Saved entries
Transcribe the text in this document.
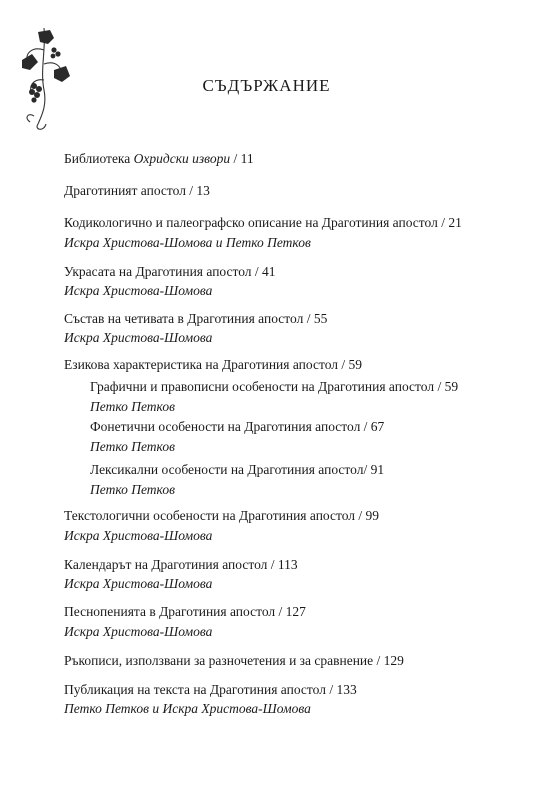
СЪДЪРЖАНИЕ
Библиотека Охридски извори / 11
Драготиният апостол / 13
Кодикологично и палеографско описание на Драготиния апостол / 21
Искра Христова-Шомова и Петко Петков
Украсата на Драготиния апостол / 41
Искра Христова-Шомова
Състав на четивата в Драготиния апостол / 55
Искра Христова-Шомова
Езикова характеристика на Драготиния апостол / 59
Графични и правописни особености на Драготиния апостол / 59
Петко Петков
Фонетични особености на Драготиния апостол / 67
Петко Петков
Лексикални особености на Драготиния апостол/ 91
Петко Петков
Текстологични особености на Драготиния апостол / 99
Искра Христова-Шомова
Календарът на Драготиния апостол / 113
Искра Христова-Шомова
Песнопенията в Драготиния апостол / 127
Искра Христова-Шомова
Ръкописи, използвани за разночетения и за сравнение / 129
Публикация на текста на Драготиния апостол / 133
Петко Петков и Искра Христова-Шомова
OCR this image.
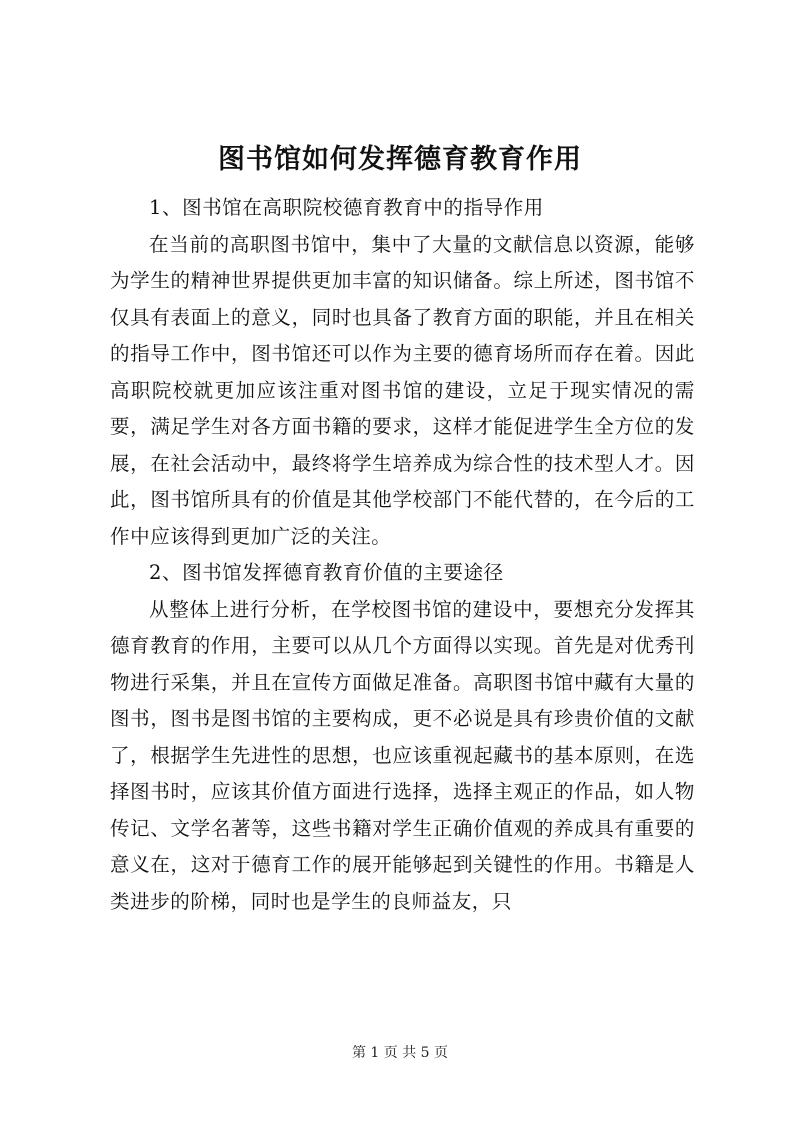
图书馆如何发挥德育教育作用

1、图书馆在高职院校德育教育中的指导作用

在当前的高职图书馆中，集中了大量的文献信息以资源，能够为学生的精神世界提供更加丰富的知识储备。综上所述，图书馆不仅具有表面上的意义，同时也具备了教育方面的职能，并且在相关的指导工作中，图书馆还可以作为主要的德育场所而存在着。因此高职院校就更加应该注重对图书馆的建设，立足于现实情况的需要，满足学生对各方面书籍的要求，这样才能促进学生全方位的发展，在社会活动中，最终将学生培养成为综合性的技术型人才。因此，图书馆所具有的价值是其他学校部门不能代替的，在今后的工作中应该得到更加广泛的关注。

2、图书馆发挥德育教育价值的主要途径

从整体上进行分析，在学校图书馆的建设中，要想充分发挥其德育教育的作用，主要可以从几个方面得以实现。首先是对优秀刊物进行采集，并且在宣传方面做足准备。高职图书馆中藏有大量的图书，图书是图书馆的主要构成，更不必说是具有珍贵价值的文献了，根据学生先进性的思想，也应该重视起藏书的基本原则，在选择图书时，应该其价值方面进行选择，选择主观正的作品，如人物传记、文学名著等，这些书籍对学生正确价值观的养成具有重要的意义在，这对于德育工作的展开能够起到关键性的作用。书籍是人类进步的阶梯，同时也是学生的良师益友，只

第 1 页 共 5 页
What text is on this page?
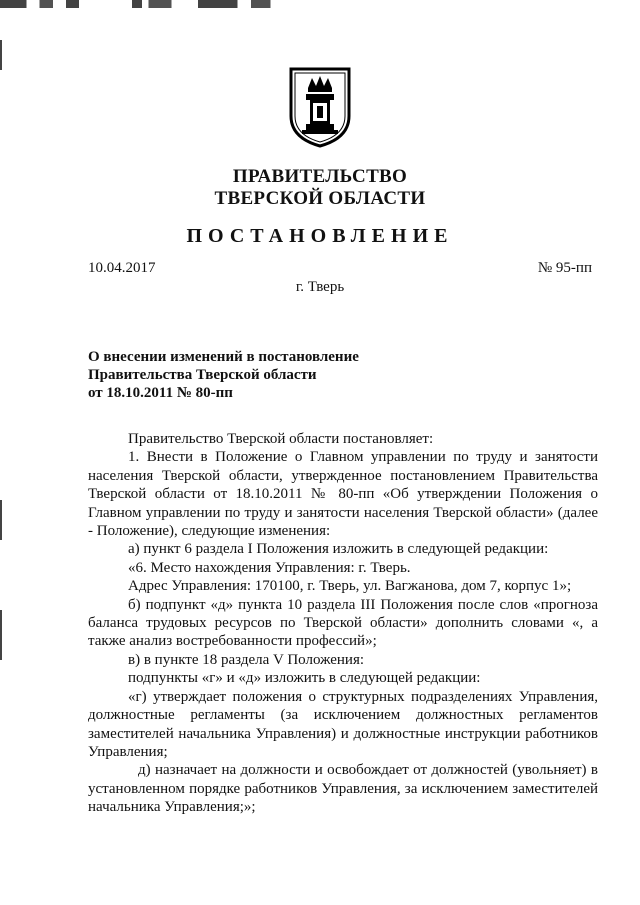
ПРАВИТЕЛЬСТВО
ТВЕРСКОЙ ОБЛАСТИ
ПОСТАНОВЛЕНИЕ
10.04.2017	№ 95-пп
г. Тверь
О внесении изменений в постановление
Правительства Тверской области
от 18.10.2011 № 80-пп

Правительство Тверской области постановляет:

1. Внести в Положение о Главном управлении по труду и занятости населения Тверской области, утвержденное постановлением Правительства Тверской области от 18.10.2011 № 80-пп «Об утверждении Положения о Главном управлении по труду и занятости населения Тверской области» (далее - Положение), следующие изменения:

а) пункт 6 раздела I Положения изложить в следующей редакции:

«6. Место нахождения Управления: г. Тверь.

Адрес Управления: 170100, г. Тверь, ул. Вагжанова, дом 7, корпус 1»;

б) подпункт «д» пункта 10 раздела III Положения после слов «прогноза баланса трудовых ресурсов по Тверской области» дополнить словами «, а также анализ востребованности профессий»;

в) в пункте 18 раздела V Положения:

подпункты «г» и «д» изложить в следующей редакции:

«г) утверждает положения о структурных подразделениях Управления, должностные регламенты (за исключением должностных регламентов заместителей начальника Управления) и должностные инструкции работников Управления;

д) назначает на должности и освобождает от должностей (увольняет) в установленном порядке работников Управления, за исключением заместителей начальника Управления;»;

■ **The task**: Make a list of all lines in the data that contain "начальника".

■ **Completed exercise**:
«г) утверждает положения о структурных подразделениях Управления, должностные регламенты (за исключением должностных регламентов заместителей начальника Управления) и должностные инструкции работников Управления;
д) назначает на должности и освобождает от должностей (увольняет) в установленном порядке работников Управления, за исключением заместителей начальника Управления;»;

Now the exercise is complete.